→ **Directions for this task**: Copy each record exactly as it reads, leaving out any pictures it holds.

→ **Listing**:
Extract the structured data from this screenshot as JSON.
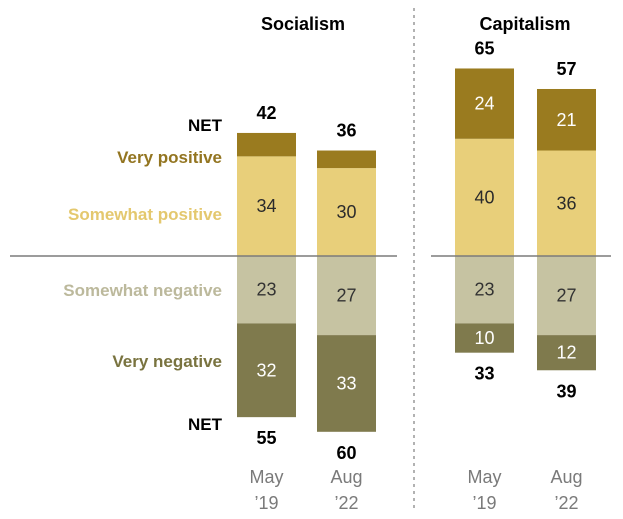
{
  "colors": {
    "very_positive": "#9a7b1f",
    "somewhat_positive": "#e8cf7a",
    "somewhat_negative": "#c6c3a2",
    "very_negative": "#7f7a4d",
    "very_positive_label": "#937521",
    "somewhat_positive_label": "#e4c86e",
    "somewhat_negative_label": "#bcb99c",
    "very_negative_label": "#79733f",
    "baseline": "#7b7b7b",
    "divider": "#7f7f7f",
    "axis_text": "#7a7a7a"
  },
  "row_labels": {
    "net_top": "NET",
    "very_positive": "Very positive",
    "somewhat_positive": "Somewhat positive",
    "somewhat_negative": "Somewhat negative",
    "very_negative": "Very negative",
    "net_bottom": "NET"
  },
  "chart_data": [
    {
      "type": "bar",
      "title": "Socialism",
      "categories": [
        [
          "May",
          "’19"
        ],
        [
          "Aug",
          "’22"
        ]
      ],
      "net_positive": [
        42,
        36
      ],
      "net_negative": [
        55,
        60
      ],
      "series": [
        {
          "name": "Very positive",
          "key": "very_positive",
          "values": [
            8,
            6
          ],
          "labeled": false
        },
        {
          "name": "Somewhat positive",
          "key": "somewhat_positive",
          "values": [
            34,
            30
          ],
          "labeled": true
        },
        {
          "name": "Somewhat negative",
          "key": "somewhat_negative",
          "values": [
            23,
            27
          ],
          "labeled": true
        },
        {
          "name": "Very negative",
          "key": "very_negative",
          "values": [
            32,
            33
          ],
          "labeled": true
        }
      ]
    },
    {
      "type": "bar",
      "title": "Capitalism",
      "categories": [
        [
          "May",
          "’19"
        ],
        [
          "Aug",
          "’22"
        ]
      ],
      "net_positive": [
        65,
        57
      ],
      "net_negative": [
        33,
        39
      ],
      "series": [
        {
          "name": "Very positive",
          "key": "very_positive",
          "values": [
            24,
            21
          ],
          "labeled": true
        },
        {
          "name": "Somewhat positive",
          "key": "somewhat_positive",
          "values": [
            40,
            36
          ],
          "labeled": true
        },
        {
          "name": "Somewhat negative",
          "key": "somewhat_negative",
          "values": [
            23,
            27
          ],
          "labeled": true
        },
        {
          "name": "Very negative",
          "key": "very_negative",
          "values": [
            10,
            12
          ],
          "labeled": true
        }
      ]
    }
  ]
}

→ **Response to the task**:
Extract the structured data from this screenshot as JSON.
{
  "colors": {
    "very_positive": "#9a7b1f",
    "somewhat_positive": "#e8cf7a",
    "somewhat_negative": "#c6c3a2",
    "very_negative": "#7f7a4d",
    "very_positive_label": "#937521",
    "somewhat_positive_label": "#e4c86e",
    "somewhat_negative_label": "#bcb99c",
    "very_negative_label": "#79733f",
    "baseline": "#7b7b7b",
    "divider": "#7f7f7f",
    "axis_text": "#7a7a7a"
  },
  "row_labels": {
    "net_top": "NET",
    "very_positive": "Very positive",
    "somewhat_positive": "Somewhat positive",
    "somewhat_negative": "Somewhat negative",
    "very_negative": "Very negative",
    "net_bottom": "NET"
  },
  "chart_data": [
    {
      "type": "bar",
      "title": "Socialism",
      "categories": [
        [
          "May",
          "’19"
        ],
        [
          "Aug",
          "’22"
        ]
      ],
      "net_positive": [
        42,
        36
      ],
      "net_negative": [
        55,
        60
      ],
      "series": [
        {
          "name": "Very positive",
          "key": "very_positive",
          "values": [
            8,
            6
          ],
          "labeled": false
        },
        {
          "name": "Somewhat positive",
          "key": "somewhat_positive",
          "values": [
            34,
            30
          ],
          "labeled": true
        },
        {
          "name": "Somewhat negative",
          "key": "somewhat_negative",
          "values": [
            23,
            27
          ],
          "labeled": true
        },
        {
          "name": "Very negative",
          "key": "very_negative",
          "values": [
            32,
            33
          ],
          "labeled": true
        }
      ]
    },
    {
      "type": "bar",
      "title": "Capitalism",
      "categories": [
        [
          "May",
          "’19"
        ],
        [
          "Aug",
          "’22"
        ]
      ],
      "net_positive": [
        65,
        57
      ],
      "net_negative": [
        33,
        39
      ],
      "series": [
        {
          "name": "Very positive",
          "key": "very_positive",
          "values": [
            24,
            21
          ],
          "labeled": true
        },
        {
          "name": "Somewhat positive",
          "key": "somewhat_positive",
          "values": [
            40,
            36
          ],
          "labeled": true
        },
        {
          "name": "Somewhat negative",
          "key": "somewhat_negative",
          "values": [
            23,
            27
          ],
          "labeled": true
        },
        {
          "name": "Very negative",
          "key": "very_negative",
          "values": [
            10,
            12
          ],
          "labeled": true
        }
      ]
    }
  ]
}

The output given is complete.